[WHAT YOU SHOULD DO] Reproduce the data exactly.

## BEGIN EXERCISE DATA

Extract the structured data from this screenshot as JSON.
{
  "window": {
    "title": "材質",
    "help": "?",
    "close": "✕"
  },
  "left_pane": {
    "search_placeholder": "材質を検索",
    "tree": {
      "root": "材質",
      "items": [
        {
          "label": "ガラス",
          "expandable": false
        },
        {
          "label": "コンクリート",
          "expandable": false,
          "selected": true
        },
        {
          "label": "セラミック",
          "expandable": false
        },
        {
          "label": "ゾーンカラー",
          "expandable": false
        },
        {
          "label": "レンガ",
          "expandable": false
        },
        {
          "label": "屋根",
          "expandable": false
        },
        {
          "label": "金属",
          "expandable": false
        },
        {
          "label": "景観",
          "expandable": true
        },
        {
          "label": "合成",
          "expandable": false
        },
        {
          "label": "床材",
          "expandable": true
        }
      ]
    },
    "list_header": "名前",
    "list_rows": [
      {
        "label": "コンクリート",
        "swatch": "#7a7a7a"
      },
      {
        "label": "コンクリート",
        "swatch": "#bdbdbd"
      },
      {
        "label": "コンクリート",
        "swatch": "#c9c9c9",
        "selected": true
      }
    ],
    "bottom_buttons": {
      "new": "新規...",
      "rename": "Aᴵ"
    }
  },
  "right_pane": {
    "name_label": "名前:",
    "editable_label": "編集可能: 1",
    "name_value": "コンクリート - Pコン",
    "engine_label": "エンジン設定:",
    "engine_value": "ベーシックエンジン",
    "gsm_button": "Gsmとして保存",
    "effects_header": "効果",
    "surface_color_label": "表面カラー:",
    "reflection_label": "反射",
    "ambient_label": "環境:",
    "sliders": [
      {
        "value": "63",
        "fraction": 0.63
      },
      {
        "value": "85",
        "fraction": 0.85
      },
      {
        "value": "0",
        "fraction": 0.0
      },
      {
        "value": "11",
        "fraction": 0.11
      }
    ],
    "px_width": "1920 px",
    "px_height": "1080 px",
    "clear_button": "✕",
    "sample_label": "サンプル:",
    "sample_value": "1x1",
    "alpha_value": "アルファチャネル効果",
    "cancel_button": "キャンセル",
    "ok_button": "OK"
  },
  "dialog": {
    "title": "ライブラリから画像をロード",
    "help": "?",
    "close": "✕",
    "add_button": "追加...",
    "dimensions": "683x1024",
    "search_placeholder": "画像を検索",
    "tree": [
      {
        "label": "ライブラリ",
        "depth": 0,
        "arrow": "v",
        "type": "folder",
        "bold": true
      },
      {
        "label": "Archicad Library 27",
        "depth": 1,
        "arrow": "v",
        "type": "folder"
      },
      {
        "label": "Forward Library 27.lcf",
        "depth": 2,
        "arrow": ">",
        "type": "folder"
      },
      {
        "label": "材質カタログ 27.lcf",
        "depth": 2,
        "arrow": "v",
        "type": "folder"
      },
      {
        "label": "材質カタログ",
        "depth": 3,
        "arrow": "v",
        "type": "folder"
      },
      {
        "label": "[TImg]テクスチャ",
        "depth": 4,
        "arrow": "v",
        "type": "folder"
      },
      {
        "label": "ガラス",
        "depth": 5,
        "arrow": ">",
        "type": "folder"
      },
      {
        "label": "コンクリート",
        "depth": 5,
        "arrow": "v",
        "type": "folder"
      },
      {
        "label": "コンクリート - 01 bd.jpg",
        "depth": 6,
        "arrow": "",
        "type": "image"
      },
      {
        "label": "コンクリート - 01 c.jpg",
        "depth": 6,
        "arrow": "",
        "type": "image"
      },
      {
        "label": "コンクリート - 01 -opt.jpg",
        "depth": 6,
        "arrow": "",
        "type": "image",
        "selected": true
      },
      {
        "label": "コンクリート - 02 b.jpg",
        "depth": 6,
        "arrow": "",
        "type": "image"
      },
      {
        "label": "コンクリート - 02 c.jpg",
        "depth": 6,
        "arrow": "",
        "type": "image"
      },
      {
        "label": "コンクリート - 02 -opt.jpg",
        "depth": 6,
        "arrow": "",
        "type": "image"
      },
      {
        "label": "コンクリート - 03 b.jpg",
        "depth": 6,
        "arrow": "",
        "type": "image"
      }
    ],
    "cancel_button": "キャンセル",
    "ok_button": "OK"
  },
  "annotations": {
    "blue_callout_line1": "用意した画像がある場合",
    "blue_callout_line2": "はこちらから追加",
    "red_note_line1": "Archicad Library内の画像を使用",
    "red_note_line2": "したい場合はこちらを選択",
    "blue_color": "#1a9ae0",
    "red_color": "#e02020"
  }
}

## END EXERCISE DATA

[TASK RESULT]
Extract the structured data from this screenshot as JSON.
{
  "window": {
    "title": "材質",
    "help": "?",
    "close": "✕"
  },
  "left_pane": {
    "search_placeholder": "材質を検索",
    "tree": {
      "root": "材質",
      "items": [
        {
          "label": "ガラス",
          "expandable": false
        },
        {
          "label": "コンクリート",
          "expandable": false,
          "selected": true
        },
        {
          "label": "セラミック",
          "expandable": false
        },
        {
          "label": "ゾーンカラー",
          "expandable": false
        },
        {
          "label": "レンガ",
          "expandable": false
        },
        {
          "label": "屋根",
          "expandable": false
        },
        {
          "label": "金属",
          "expandable": false
        },
        {
          "label": "景観",
          "expandable": true
        },
        {
          "label": "合成",
          "expandable": false
        },
        {
          "label": "床材",
          "expandable": true
        }
      ]
    },
    "list_header": "名前",
    "list_rows": [
      {
        "label": "コンクリート",
        "swatch": "#7a7a7a"
      },
      {
        "label": "コンクリート",
        "swatch": "#bdbdbd"
      },
      {
        "label": "コンクリート",
        "swatch": "#c9c9c9",
        "selected": true
      }
    ],
    "bottom_buttons": {
      "new": "新規...",
      "rename": "Aᴵ"
    }
  },
  "right_pane": {
    "name_label": "名前:",
    "editable_label": "編集可能: 1",
    "name_value": "コンクリート - Pコン",
    "engine_label": "エンジン設定:",
    "engine_value": "ベーシックエンジン",
    "gsm_button": "Gsmとして保存",
    "effects_header": "効果",
    "surface_color_label": "表面カラー:",
    "reflection_label": "反射",
    "ambient_label": "環境:",
    "sliders": [
      {
        "value": "63",
        "fraction": 0.63
      },
      {
        "value": "85",
        "fraction": 0.85
      },
      {
        "value": "0",
        "fraction": 0.0
      },
      {
        "value": "11",
        "fraction": 0.11
      }
    ],
    "px_width": "1920 px",
    "px_height": "1080 px",
    "clear_button": "✕",
    "sample_label": "サンプル:",
    "sample_value": "1x1",
    "alpha_value": "アルファチャネル効果",
    "cancel_button": "キャンセル",
    "ok_button": "OK"
  },
  "dialog": {
    "title": "ライブラリから画像をロード",
    "help": "?",
    "close": "✕",
    "add_button": "追加...",
    "dimensions": "683x1024",
    "search_placeholder": "画像を検索",
    "tree": [
      {
        "label": "ライブラリ",
        "depth": 0,
        "arrow": "v",
        "type": "folder",
        "bold": true
      },
      {
        "label": "Archicad Library 27",
        "depth": 1,
        "arrow": "v",
        "type": "folder"
      },
      {
        "label": "Forward Library 27.lcf",
        "depth": 2,
        "arrow": ">",
        "type": "folder"
      },
      {
        "label": "材質カタログ 27.lcf",
        "depth": 2,
        "arrow": "v",
        "type": "folder"
      },
      {
        "label": "材質カタログ",
        "depth": 3,
        "arrow": "v",
        "type": "folder"
      },
      {
        "label": "[TImg]テクスチャ",
        "depth": 4,
        "arrow": "v",
        "type": "folder"
      },
      {
        "label": "ガラス",
        "depth": 5,
        "arrow": ">",
        "type": "folder"
      },
      {
        "label": "コンクリート",
        "depth": 5,
        "arrow": "v",
        "type": "folder"
      },
      {
        "label": "コンクリート - 01 bd.jpg",
        "depth": 6,
        "arrow": "",
        "type": "image"
      },
      {
        "label": "コンクリート - 01 c.jpg",
        "depth": 6,
        "arrow": "",
        "type": "image"
      },
      {
        "label": "コンクリート - 01 -opt.jpg",
        "depth": 6,
        "arrow": "",
        "type": "image",
        "selected": true
      },
      {
        "label": "コンクリート - 02 b.jpg",
        "depth": 6,
        "arrow": "",
        "type": "image"
      },
      {
        "label": "コンクリート - 02 c.jpg",
        "depth": 6,
        "arrow": "",
        "type": "image"
      },
      {
        "label": "コンクリート - 02 -opt.jpg",
        "depth": 6,
        "arrow": "",
        "type": "image"
      },
      {
        "label": "コンクリート - 03 b.jpg",
        "depth": 6,
        "arrow": "",
        "type": "image"
      }
    ],
    "cancel_button": "キャンセル",
    "ok_button": "OK"
  },
  "annotations": {
    "blue_callout_line1": "用意した画像がある場合",
    "blue_callout_line2": "はこちらから追加",
    "red_note_line1": "Archicad Library内の画像を使用",
    "red_note_line2": "したい場合はこちらを選択",
    "blue_color": "#1a9ae0",
    "red_color": "#e02020"
  }
}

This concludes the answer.